## Start
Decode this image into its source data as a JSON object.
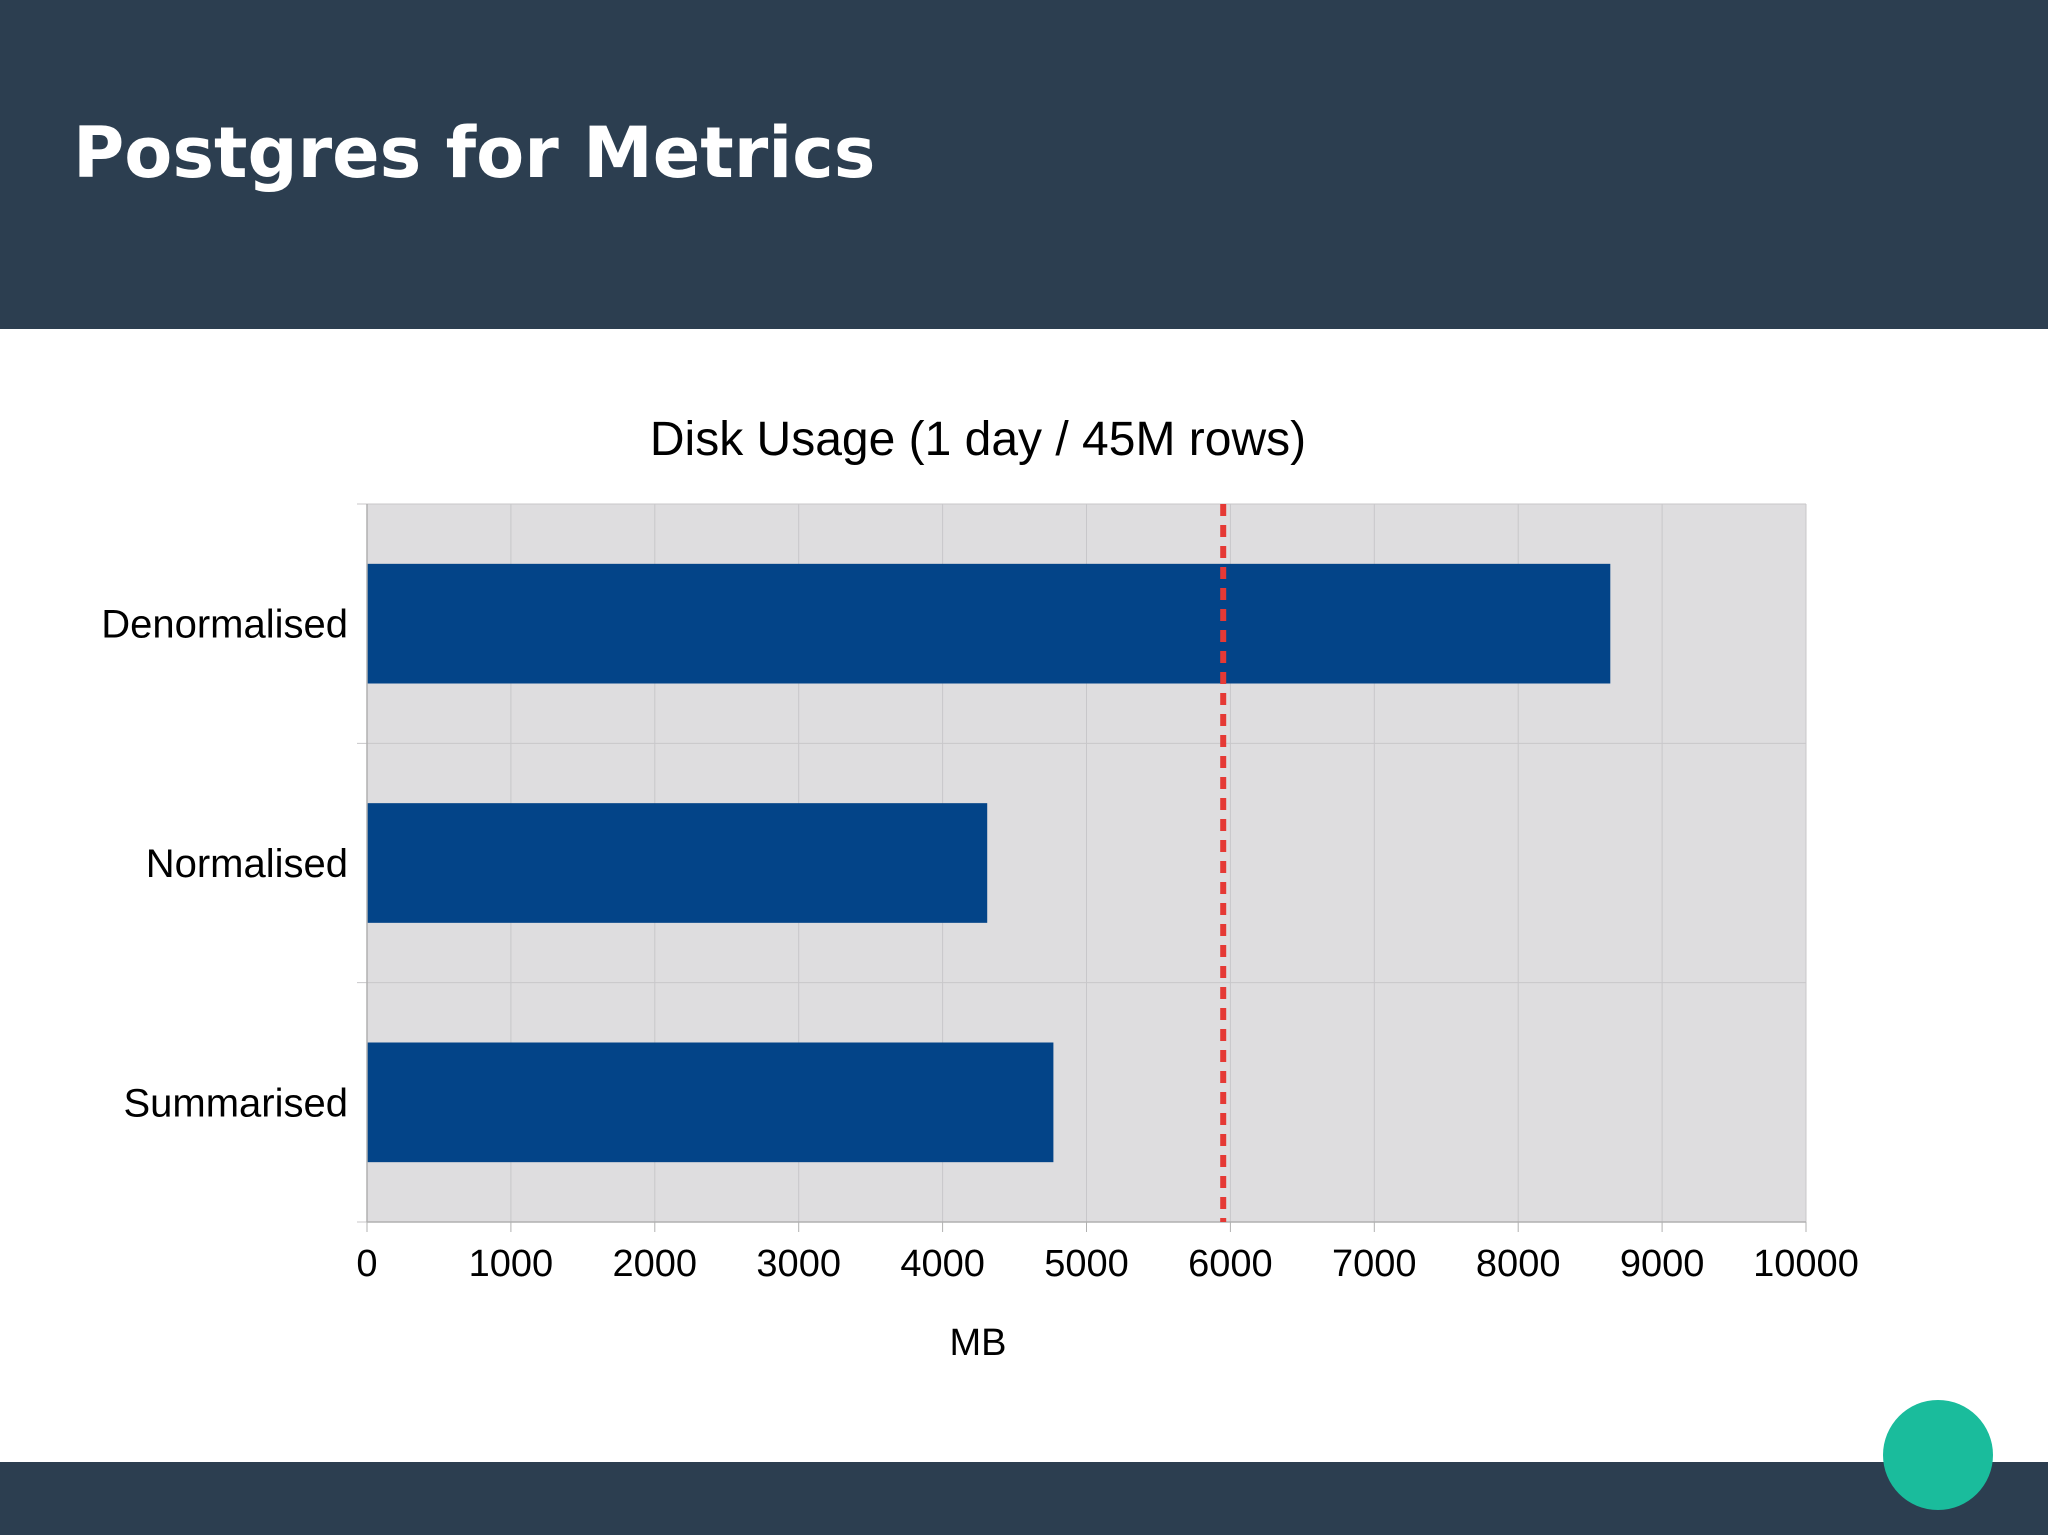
{
  "slide": {
    "title": "Postgres for Metrics"
  },
  "colors": {
    "header_bg": "#2c3e50",
    "bar": "#034488",
    "plot_bg": "#dedddf",
    "reference_line": "#e53935",
    "accent_dot": "#1abc9c"
  },
  "chart_data": {
    "type": "bar",
    "orientation": "horizontal",
    "title": "Disk Usage (1 day / 45M rows)",
    "xlabel": "MB",
    "ylabel": "",
    "categories": [
      "Denormalised",
      "Normalised",
      "Summarised"
    ],
    "values": [
      8640,
      4310,
      4770
    ],
    "xlim": [
      0,
      10000
    ],
    "xticks": [
      "0",
      "1000",
      "2000",
      "3000",
      "4000",
      "5000",
      "6000",
      "7000",
      "8000",
      "9000",
      "10000"
    ],
    "reference_line": {
      "value": 5950,
      "style": "dashed"
    },
    "grid": true,
    "legend": "none"
  }
}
## End
## Problem statement
Your answer should be a single number: the count of lines in the data that include the word "title".

## Complete response
2